**Task inputs**
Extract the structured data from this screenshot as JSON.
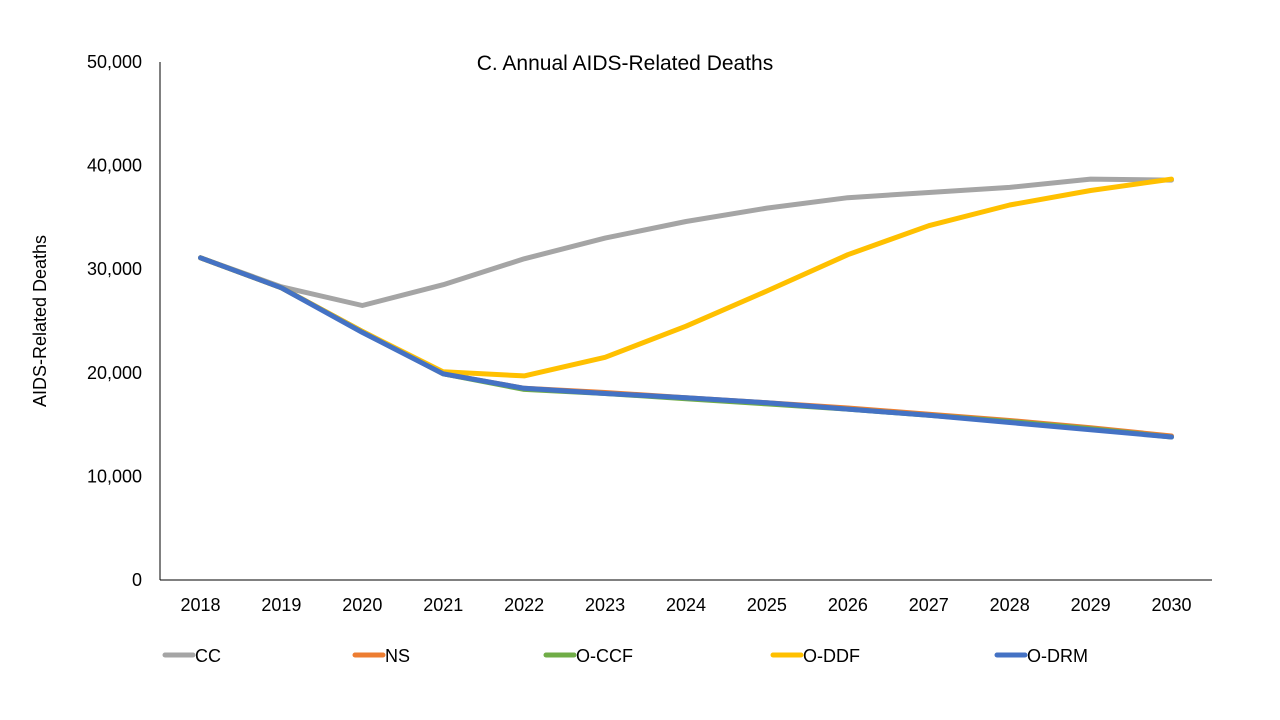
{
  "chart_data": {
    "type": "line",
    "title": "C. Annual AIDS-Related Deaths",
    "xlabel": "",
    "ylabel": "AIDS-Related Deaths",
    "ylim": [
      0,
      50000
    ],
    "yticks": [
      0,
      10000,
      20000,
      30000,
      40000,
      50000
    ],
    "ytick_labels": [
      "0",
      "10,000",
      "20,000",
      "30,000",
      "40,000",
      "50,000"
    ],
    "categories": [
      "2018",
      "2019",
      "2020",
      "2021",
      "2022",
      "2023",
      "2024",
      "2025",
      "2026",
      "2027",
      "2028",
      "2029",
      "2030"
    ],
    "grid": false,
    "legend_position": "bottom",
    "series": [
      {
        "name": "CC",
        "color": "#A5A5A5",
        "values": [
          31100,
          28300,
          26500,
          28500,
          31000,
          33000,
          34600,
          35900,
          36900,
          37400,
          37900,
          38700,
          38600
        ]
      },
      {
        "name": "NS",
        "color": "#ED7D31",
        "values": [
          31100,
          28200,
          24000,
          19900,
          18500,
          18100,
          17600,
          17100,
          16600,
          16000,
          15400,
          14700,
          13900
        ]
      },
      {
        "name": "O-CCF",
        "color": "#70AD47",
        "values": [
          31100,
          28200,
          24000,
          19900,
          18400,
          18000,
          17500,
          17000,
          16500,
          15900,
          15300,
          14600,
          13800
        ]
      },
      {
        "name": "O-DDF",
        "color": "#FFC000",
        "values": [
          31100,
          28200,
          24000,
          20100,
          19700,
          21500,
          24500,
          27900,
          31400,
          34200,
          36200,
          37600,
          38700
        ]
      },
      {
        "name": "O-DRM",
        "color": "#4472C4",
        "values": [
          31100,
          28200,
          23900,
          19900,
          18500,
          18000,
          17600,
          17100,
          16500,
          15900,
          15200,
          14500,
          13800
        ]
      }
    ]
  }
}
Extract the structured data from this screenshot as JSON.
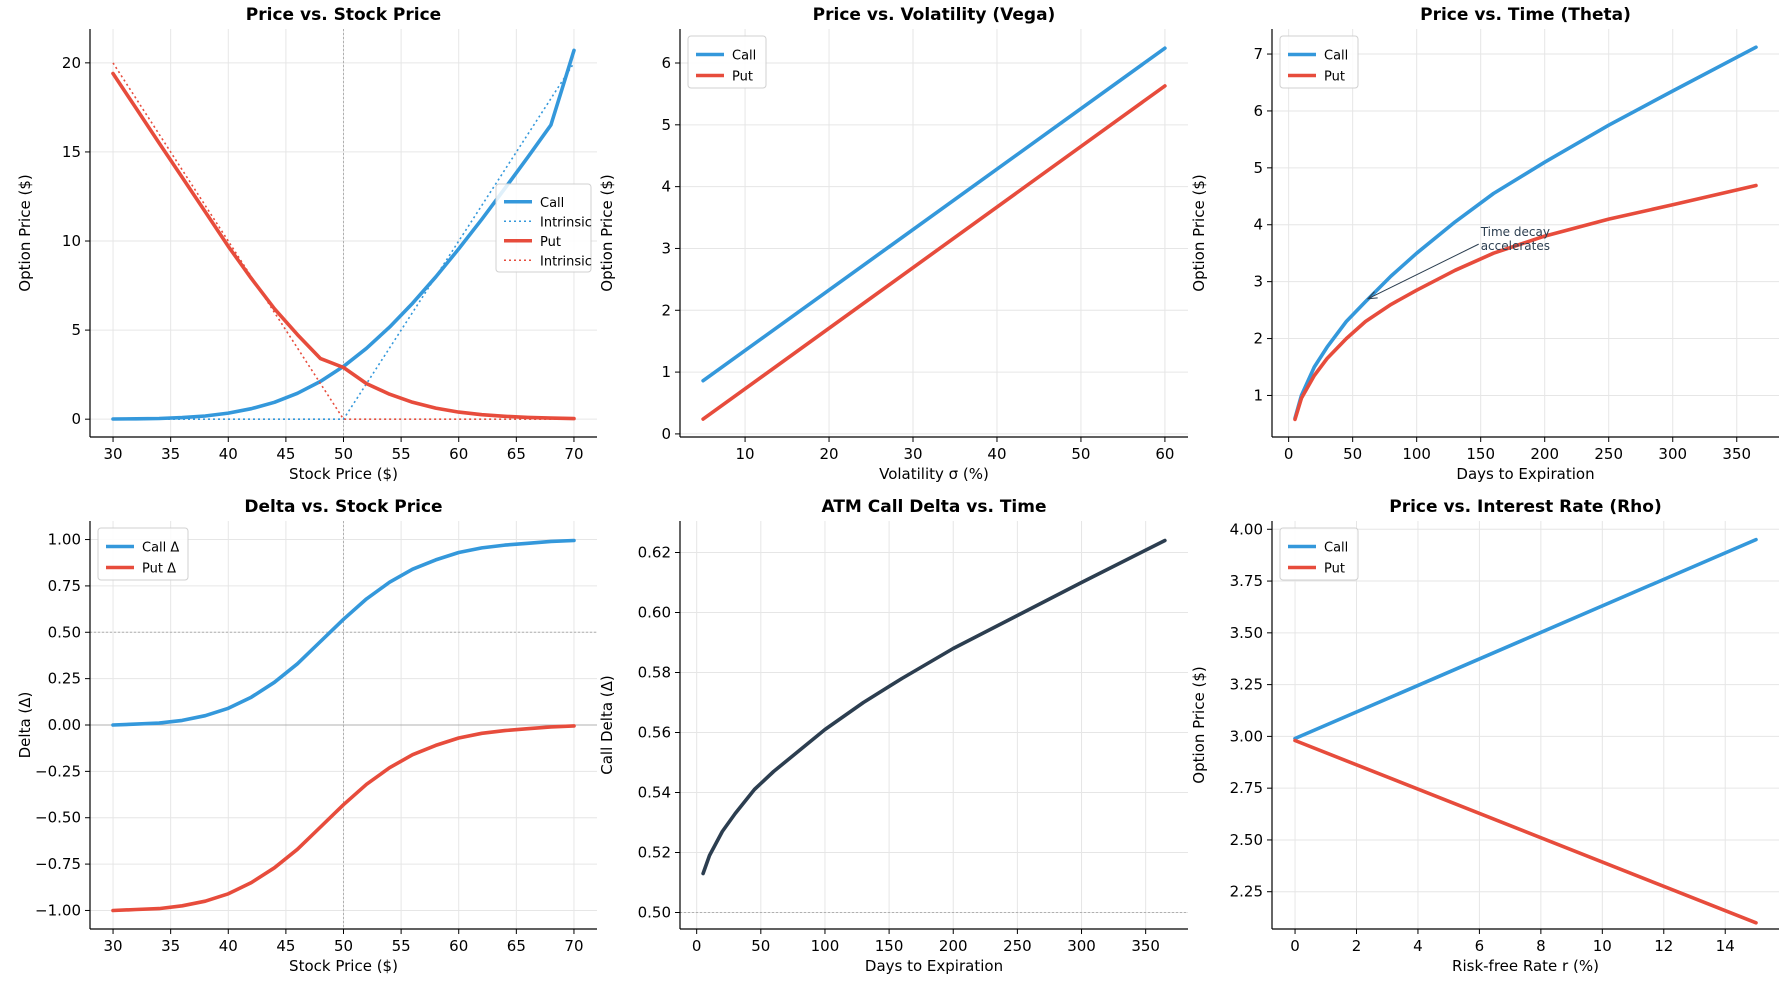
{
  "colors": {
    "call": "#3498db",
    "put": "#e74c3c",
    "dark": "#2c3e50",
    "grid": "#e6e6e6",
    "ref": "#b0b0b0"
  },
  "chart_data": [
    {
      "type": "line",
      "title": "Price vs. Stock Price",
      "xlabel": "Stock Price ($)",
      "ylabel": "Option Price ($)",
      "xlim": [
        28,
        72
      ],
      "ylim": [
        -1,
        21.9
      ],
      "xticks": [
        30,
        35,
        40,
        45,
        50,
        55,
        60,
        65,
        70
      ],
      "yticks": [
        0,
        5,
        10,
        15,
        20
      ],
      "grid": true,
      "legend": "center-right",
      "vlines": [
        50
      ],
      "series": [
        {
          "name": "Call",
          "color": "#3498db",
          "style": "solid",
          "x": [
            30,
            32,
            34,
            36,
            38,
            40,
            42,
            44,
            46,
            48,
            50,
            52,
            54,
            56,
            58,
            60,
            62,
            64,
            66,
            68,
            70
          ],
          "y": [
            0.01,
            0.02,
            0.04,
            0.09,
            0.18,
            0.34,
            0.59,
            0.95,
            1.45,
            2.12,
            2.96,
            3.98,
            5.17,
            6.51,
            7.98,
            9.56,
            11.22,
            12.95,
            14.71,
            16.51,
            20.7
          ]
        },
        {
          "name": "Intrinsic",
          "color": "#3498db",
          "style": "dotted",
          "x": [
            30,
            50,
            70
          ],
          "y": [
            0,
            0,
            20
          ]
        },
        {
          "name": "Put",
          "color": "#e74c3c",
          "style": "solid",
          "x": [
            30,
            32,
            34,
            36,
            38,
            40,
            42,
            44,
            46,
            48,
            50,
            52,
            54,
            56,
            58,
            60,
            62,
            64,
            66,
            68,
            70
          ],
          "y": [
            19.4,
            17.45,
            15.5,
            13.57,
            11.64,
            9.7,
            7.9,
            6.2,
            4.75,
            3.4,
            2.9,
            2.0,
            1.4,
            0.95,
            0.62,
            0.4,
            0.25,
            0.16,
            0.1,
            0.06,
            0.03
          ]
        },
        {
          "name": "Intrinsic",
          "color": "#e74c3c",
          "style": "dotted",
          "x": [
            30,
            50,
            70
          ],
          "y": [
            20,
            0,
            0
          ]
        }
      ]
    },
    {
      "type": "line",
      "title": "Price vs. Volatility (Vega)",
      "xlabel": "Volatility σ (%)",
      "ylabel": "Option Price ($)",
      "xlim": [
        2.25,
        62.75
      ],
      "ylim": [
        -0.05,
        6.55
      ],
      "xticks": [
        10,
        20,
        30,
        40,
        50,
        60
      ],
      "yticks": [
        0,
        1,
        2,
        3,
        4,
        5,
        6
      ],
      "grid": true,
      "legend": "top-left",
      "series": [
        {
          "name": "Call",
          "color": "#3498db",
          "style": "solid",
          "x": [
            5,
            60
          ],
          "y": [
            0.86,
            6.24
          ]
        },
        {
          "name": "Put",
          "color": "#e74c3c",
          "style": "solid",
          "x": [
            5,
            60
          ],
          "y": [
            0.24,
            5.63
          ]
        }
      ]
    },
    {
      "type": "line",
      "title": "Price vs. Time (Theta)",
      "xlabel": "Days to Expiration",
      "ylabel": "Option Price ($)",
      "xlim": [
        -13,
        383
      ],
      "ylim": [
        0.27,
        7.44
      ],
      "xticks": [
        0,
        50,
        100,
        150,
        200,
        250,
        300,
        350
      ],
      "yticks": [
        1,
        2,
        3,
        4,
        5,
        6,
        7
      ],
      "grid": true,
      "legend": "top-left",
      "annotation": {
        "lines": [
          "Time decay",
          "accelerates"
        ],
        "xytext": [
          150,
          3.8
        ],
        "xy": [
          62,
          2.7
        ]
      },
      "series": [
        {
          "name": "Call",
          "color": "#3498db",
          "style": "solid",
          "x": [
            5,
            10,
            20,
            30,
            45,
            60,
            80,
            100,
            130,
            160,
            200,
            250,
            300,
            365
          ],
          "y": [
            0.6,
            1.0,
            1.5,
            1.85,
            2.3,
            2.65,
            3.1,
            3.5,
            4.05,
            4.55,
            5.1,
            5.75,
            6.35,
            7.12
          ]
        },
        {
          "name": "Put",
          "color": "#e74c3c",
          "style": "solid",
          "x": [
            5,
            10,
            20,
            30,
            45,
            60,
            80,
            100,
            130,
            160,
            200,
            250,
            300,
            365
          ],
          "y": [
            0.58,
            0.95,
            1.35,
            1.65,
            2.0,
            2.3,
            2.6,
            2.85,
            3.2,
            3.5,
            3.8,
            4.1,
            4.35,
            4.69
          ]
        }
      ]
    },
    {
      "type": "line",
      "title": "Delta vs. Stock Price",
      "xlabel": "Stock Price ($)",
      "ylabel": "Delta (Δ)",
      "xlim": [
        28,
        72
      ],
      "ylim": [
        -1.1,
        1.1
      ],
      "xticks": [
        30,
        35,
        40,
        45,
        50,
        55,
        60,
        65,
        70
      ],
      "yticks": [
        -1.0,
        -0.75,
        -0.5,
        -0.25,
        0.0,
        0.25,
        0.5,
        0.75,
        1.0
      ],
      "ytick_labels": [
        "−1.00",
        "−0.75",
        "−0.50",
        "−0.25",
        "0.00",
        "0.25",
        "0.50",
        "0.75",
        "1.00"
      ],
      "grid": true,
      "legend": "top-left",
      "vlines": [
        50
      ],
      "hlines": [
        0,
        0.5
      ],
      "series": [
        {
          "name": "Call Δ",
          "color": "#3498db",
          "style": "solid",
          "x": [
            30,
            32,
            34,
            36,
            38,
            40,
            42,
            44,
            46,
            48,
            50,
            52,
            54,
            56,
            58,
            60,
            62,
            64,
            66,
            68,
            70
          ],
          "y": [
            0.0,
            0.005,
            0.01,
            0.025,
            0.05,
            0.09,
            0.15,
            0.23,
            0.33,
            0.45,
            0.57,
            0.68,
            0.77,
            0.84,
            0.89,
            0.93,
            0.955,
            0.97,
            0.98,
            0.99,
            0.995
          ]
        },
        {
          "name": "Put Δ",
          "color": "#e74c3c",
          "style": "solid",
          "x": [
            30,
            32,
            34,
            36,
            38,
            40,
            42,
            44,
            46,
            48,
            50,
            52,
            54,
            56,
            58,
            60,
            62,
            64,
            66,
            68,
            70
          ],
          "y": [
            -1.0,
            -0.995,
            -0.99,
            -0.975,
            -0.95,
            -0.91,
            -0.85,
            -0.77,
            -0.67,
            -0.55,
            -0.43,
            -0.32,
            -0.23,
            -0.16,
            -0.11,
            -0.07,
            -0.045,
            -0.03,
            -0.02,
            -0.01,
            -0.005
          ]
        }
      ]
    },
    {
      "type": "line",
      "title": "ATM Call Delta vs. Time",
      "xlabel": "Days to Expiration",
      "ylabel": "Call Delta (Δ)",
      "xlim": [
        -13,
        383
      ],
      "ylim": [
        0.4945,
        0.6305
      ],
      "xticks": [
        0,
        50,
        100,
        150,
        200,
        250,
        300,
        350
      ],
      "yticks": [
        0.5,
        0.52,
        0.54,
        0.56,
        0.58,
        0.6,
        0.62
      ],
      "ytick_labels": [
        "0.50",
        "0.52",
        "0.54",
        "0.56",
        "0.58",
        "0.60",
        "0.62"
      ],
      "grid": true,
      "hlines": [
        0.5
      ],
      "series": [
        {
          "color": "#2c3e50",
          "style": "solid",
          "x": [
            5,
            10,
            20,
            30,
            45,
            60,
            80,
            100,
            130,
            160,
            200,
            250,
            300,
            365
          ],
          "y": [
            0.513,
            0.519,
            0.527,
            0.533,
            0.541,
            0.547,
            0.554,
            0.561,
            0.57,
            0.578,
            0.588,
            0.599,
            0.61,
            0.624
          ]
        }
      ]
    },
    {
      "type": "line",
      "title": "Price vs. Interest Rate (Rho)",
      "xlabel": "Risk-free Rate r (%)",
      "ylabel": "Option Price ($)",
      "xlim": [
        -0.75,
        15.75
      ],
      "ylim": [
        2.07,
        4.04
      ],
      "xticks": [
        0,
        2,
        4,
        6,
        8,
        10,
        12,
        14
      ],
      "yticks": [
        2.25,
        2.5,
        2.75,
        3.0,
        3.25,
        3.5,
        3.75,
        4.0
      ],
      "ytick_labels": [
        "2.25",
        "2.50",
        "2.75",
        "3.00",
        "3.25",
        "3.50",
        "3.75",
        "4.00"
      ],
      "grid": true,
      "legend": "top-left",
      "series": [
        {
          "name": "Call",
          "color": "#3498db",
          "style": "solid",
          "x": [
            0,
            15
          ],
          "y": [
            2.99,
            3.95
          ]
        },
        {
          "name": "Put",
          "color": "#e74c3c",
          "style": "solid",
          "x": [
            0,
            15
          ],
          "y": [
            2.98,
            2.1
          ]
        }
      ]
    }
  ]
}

**Short exercise**
Which lines in the listing above hold the word "title"? Show each of them.

**Written response**
    "title": "C. Annual AIDS-Related Deaths",
      "title": "Price vs. Stock Price",
      "title": "Price vs. Volatility (Vega)",
      "title": "Price vs. Time (Theta)",
      "title": "Delta vs. Stock Price",
      "title": "ATM Call Delta vs. Time",
      "title": "Price vs. Interest Rate (Rho)",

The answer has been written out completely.